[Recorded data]

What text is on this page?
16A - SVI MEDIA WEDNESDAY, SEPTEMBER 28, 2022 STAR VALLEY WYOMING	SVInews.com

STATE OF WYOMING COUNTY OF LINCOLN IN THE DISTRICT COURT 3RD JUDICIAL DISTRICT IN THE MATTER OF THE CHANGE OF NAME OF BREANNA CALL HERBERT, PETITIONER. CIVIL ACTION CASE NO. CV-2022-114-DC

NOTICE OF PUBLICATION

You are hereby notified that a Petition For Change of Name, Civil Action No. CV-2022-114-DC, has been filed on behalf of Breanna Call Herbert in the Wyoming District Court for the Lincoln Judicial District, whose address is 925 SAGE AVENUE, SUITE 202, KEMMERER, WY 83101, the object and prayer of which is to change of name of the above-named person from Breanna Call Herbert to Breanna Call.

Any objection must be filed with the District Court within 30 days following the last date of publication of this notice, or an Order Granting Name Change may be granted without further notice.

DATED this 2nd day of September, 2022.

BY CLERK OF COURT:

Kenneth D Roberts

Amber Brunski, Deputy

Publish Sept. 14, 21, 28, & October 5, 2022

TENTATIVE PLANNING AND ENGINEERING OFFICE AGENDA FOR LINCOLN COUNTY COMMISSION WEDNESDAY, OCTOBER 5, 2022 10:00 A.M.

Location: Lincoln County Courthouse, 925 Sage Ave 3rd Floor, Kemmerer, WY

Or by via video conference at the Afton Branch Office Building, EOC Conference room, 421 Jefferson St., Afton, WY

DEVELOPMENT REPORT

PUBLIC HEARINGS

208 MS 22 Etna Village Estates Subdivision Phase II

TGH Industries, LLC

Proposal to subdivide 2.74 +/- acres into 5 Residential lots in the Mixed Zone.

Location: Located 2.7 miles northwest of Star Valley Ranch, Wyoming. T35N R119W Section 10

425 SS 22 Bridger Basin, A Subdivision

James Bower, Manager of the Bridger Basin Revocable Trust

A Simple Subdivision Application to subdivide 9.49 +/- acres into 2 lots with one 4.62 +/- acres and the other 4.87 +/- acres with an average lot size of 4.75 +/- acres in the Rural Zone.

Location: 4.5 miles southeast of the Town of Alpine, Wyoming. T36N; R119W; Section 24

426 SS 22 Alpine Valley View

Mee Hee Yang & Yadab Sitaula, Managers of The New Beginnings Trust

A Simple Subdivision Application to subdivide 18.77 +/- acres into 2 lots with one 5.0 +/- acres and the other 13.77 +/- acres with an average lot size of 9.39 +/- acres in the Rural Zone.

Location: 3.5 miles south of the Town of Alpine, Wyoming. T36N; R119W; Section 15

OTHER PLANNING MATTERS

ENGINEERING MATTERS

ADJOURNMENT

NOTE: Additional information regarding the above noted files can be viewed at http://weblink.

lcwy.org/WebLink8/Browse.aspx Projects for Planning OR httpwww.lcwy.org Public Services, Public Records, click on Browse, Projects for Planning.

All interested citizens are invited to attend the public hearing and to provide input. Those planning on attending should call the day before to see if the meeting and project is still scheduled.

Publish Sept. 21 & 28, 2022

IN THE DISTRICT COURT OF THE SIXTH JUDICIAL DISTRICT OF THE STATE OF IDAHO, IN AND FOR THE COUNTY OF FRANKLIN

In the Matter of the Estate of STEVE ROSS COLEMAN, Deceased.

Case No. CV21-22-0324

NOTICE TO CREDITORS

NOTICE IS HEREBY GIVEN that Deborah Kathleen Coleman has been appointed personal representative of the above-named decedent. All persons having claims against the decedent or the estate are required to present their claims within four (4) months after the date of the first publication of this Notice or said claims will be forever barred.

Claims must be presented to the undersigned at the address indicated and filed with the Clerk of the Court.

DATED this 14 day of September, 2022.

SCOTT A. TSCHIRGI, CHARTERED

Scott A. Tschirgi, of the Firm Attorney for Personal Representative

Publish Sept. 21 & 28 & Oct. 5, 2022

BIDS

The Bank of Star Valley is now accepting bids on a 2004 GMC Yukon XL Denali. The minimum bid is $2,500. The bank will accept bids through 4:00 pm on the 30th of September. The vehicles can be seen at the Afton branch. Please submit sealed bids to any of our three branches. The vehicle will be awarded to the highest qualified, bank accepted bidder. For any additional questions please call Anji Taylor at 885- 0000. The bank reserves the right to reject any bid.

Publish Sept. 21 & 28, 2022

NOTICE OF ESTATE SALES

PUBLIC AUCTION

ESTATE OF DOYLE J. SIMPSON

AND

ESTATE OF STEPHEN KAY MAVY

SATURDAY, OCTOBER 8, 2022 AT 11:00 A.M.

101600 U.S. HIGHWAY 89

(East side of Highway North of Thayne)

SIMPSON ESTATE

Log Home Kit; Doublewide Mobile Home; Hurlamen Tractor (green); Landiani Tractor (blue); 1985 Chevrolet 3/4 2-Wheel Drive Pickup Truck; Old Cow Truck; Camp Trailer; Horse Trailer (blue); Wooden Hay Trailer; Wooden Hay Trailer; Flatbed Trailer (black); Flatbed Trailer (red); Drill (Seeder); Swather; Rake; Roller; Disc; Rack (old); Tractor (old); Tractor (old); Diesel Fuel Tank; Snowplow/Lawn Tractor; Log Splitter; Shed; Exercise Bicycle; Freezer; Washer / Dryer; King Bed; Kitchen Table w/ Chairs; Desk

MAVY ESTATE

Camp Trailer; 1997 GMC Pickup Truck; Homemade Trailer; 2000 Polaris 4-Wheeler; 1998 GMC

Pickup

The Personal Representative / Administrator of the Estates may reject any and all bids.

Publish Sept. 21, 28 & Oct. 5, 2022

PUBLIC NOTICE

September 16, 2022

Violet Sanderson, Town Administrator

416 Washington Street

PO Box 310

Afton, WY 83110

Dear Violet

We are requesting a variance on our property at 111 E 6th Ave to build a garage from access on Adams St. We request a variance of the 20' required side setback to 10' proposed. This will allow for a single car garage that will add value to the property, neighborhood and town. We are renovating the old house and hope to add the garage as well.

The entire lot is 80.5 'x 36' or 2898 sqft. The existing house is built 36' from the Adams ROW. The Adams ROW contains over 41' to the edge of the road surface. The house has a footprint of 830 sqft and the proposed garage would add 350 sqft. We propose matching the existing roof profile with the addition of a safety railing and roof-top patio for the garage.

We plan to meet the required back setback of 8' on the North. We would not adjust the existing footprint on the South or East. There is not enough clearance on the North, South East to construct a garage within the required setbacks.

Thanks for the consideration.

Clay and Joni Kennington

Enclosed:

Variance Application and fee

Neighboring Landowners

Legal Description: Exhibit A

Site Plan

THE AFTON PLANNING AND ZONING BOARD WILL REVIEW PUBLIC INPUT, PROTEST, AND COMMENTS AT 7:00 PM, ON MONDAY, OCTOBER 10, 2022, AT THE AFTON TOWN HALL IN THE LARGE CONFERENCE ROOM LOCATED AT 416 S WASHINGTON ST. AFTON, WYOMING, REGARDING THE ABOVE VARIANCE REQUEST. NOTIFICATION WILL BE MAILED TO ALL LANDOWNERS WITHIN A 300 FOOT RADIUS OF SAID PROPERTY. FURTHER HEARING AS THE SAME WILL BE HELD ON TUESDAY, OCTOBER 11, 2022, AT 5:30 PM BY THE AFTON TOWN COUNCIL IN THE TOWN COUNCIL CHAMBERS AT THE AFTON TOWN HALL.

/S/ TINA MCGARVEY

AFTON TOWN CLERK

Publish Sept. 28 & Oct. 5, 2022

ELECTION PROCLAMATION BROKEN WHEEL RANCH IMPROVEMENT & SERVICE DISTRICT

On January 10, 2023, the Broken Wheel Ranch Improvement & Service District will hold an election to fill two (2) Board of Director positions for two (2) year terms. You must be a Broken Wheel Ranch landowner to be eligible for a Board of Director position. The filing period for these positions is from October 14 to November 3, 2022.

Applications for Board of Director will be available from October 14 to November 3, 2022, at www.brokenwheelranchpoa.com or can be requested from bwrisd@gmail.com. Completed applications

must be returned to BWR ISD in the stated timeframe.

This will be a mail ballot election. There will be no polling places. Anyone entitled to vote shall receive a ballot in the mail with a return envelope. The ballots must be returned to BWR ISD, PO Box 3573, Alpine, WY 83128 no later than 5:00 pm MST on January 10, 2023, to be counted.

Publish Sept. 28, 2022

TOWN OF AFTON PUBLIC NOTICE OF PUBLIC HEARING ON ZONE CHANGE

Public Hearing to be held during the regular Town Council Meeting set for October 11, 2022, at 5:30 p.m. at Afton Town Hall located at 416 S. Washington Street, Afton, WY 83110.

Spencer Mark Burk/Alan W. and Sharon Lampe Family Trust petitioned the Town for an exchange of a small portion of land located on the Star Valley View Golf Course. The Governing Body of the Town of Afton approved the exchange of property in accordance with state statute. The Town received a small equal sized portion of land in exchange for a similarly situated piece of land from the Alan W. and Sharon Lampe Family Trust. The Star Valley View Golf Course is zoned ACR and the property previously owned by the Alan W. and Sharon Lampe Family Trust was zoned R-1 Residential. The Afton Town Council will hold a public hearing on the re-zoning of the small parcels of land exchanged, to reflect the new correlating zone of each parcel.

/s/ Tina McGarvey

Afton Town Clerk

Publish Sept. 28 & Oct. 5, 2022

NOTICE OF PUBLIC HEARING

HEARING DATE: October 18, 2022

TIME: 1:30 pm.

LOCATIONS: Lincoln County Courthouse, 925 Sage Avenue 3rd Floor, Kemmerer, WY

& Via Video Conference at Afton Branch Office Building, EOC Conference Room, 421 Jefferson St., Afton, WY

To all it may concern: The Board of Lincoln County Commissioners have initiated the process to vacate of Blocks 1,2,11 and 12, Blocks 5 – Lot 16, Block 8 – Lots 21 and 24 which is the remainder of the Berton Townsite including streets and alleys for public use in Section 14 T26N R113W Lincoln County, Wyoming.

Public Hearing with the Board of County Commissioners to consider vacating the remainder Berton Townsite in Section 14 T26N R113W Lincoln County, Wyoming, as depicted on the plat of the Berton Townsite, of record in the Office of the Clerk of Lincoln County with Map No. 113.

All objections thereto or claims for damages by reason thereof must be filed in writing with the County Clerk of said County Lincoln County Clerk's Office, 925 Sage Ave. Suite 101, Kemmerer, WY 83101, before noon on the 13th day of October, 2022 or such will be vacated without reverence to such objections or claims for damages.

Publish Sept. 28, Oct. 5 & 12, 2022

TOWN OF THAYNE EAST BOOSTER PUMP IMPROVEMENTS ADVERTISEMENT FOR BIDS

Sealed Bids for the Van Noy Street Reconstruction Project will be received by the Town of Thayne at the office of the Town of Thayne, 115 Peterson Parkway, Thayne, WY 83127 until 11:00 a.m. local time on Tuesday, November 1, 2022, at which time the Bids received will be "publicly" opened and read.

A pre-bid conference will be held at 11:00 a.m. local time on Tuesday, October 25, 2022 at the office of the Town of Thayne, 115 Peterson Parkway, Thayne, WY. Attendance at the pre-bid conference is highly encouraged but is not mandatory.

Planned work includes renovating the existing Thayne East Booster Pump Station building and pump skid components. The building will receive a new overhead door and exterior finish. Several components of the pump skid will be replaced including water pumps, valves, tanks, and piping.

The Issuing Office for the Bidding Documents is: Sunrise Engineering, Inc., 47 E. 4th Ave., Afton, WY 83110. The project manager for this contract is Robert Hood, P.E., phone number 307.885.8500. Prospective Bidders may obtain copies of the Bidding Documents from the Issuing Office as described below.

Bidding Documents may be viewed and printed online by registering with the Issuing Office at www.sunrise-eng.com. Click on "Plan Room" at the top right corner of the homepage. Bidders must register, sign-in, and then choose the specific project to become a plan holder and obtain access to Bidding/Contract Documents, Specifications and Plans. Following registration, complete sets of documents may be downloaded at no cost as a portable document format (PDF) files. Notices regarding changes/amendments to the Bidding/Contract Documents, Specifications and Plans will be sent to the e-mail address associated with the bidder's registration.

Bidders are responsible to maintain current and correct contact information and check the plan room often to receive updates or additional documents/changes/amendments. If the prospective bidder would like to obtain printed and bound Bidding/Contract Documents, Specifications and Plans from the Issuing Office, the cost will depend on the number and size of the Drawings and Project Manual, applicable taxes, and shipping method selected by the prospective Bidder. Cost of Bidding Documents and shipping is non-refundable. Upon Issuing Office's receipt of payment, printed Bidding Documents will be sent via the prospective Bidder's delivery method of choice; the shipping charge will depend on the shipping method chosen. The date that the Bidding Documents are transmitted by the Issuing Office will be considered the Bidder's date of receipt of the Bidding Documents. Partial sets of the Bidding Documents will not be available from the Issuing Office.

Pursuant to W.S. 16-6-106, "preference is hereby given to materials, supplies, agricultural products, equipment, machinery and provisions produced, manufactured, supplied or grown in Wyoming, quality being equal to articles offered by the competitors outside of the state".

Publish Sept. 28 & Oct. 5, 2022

Task directions — Return, from the data, each line that has the word "average" in it.

Task output —
A Simple Subdivision Application to subdivide 9.49 +/- acres into 2 lots with one 4.62 +/- acres and the other 4.87 +/- acres with an average lot size of 4.75 +/- acres in the Rural Zone.
A Simple Subdivision Application to subdivide 18.77 +/- acres into 2 lots with one 5.0 +/- acres and the other 13.77 +/- acres with an average lot size of 9.39 +/- acres in the Rural Zone.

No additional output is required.